Data records
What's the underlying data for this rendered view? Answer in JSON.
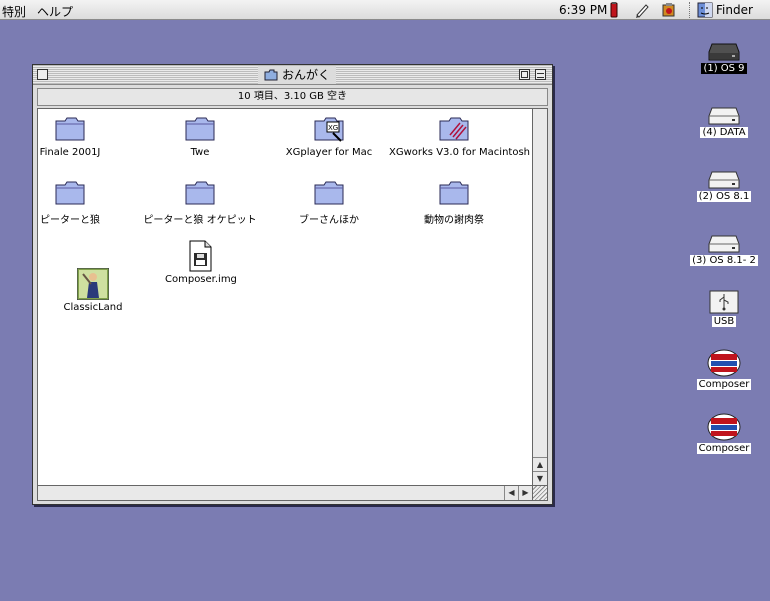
{
  "menubar": {
    "special": "特別",
    "help": "ヘルプ",
    "clock": "6:39 PM",
    "app": "Finder"
  },
  "window": {
    "title": "おんがく",
    "info": "10 項目、3.10 GB 空き",
    "items": [
      {
        "label": "Finale 2001J",
        "icon": "folder-icon"
      },
      {
        "label": "Twe",
        "icon": "folder-icon"
      },
      {
        "label": "XGplayer for Mac",
        "icon": "app-folder-icon"
      },
      {
        "label": "XGworks V3.0 for Macintosh",
        "icon": "app-folder-icon"
      },
      {
        "label": "ピーターと狼",
        "icon": "folder-icon"
      },
      {
        "label": "ピーターと狼 オケピット",
        "icon": "folder-icon"
      },
      {
        "label": "ブーさんほか",
        "icon": "folder-icon"
      },
      {
        "label": "動物の謝肉祭",
        "icon": "folder-icon"
      },
      {
        "label": "Composer.img",
        "icon": "disk-image-icon"
      },
      {
        "label": "ClassicLand",
        "icon": "classicland-app-icon"
      }
    ]
  },
  "desktop": {
    "items": [
      {
        "label": "(1) OS 9",
        "icon": "hard-disk-icon",
        "selected": true
      },
      {
        "label": "(4) DATA",
        "icon": "hard-disk-icon"
      },
      {
        "label": "(2) OS 8.1",
        "icon": "hard-disk-icon"
      },
      {
        "label": "(3) OS 8.1- 2",
        "icon": "hard-disk-icon"
      },
      {
        "label": "USB",
        "icon": "usb-drive-icon"
      },
      {
        "label": "Composer",
        "icon": "composer-volume-icon"
      },
      {
        "label": "Composer",
        "icon": "composer-volume-icon"
      }
    ]
  }
}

» **What you should do**:
Repeat all of the data above word for word, minus the pictures.

» **Response to the task**:
What's the underlying data for this rendered view? Answer in JSON.
{
  "menubar": {
    "special": "特別",
    "help": "ヘルプ",
    "clock": "6:39 PM",
    "app": "Finder"
  },
  "window": {
    "title": "おんがく",
    "info": "10 項目、3.10 GB 空き",
    "items": [
      {
        "label": "Finale 2001J",
        "icon": "folder-icon"
      },
      {
        "label": "Twe",
        "icon": "folder-icon"
      },
      {
        "label": "XGplayer for Mac",
        "icon": "app-folder-icon"
      },
      {
        "label": "XGworks V3.0 for Macintosh",
        "icon": "app-folder-icon"
      },
      {
        "label": "ピーターと狼",
        "icon": "folder-icon"
      },
      {
        "label": "ピーターと狼 オケピット",
        "icon": "folder-icon"
      },
      {
        "label": "ブーさんほか",
        "icon": "folder-icon"
      },
      {
        "label": "動物の謝肉祭",
        "icon": "folder-icon"
      },
      {
        "label": "Composer.img",
        "icon": "disk-image-icon"
      },
      {
        "label": "ClassicLand",
        "icon": "classicland-app-icon"
      }
    ]
  },
  "desktop": {
    "items": [
      {
        "label": "(1) OS 9",
        "icon": "hard-disk-icon",
        "selected": true
      },
      {
        "label": "(4) DATA",
        "icon": "hard-disk-icon"
      },
      {
        "label": "(2) OS 8.1",
        "icon": "hard-disk-icon"
      },
      {
        "label": "(3) OS 8.1- 2",
        "icon": "hard-disk-icon"
      },
      {
        "label": "USB",
        "icon": "usb-drive-icon"
      },
      {
        "label": "Composer",
        "icon": "composer-volume-icon"
      },
      {
        "label": "Composer",
        "icon": "composer-volume-icon"
      }
    ]
  }
}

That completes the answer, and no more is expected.